To be done: Lines that contain the string "边缘计算" are to be copied; leave out all others.

- - - - -

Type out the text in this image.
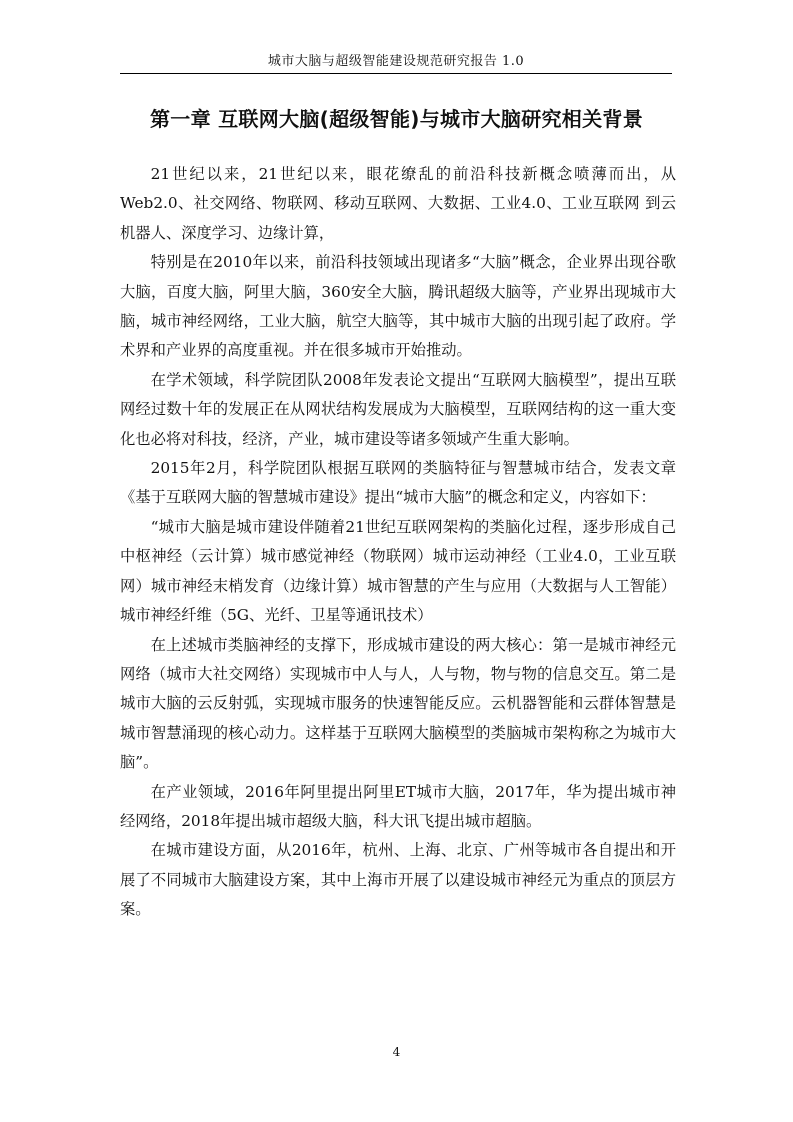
城市大脑与超级智能建设规范研究报告 1.0
第一章 互联网大脑(超级智能)与城市大脑研究相关背景

21世纪以来，21世纪以来，眼花缭乱的前沿科技新概念喷薄而出，从Web2.0、社交网络、物联网、移动互联网、大数据、工业4.0、工业互联网 到云机器人、深度学习、边缘计算，

特别是在2010年以来，前沿科技领域出现诸多“大脑”概念，企业界出现谷歌大脑，百度大脑，阿里大脑，360安全大脑，腾讯超级大脑等，产业界出现城市大脑，城市神经网络，工业大脑，航空大脑等，其中城市大脑的出现引起了政府。学术界和产业界的高度重视。并在很多城市开始推动。

在学术领域，科学院团队2008年发表论文提出“互联网大脑模型”，提出互联网经过数十年的发展正在从网状结构发展成为大脑模型，互联网结构的这一重大变化也必将对科技，经济，产业，城市建设等诸多领域产生重大影响。

2015年2月，科学院团队根据互联网的类脑特征与智慧城市结合，发表文章《基于互联网大脑的智慧城市建设》提出“城市大脑”的概念和定义，内容如下：

“城市大脑是城市建设伴随着21世纪互联网架构的类脑化过程，逐步形成自己中枢神经（云计算）城市感觉神经（物联网）城市运动神经（工业4.0，工业互联网）城市神经末梢发育（边缘计算）城市智慧的产生与应用（大数据与人工智能）城市神经纤维（5G、光纤、卫星等通讯技术）

在上述城市类脑神经的支撑下，形成城市建设的两大核心：第一是城市神经元网络（城市大社交网络）实现城市中人与人，人与物，物与物的信息交互。第二是城市大脑的云反射弧，实现城市服务的快速智能反应。云机器智能和云群体智慧是城市智慧涌现的核心动力。这样基于互联网大脑模型的类脑城市架构称之为城市大脑”。

在产业领域，2016年阿里提出阿里ET城市大脑，2017年，华为提出城市神经网络，2018年提出城市超级大脑，科大讯飞提出城市超脑。

在城市建设方面，从2016年，杭州、上海、北京、广州等城市各自提出和开展了不同城市大脑建设方案，其中上海市开展了以建设城市神经元为重点的顶层方案。

4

- - - - -

Task solution:
21世纪以来，21世纪以来，眼花缭乱的前沿科技新概念喷薄而出，从Web2.0、社交网络、物联网、移动互联网、大数据、工业4.0、工业互联网 到云机器人、深度学习、边缘计算，
“城市大脑是城市建设伴随着21世纪互联网架构的类脑化过程，逐步形成自己中枢神经（云计算）城市感觉神经（物联网）城市运动神经（工业4.0，工业互联网）城市神经末梢发育（边缘计算）城市智慧的产生与应用（大数据与人工智能）城市神经纤维（5G、光纤、卫星等通讯技术）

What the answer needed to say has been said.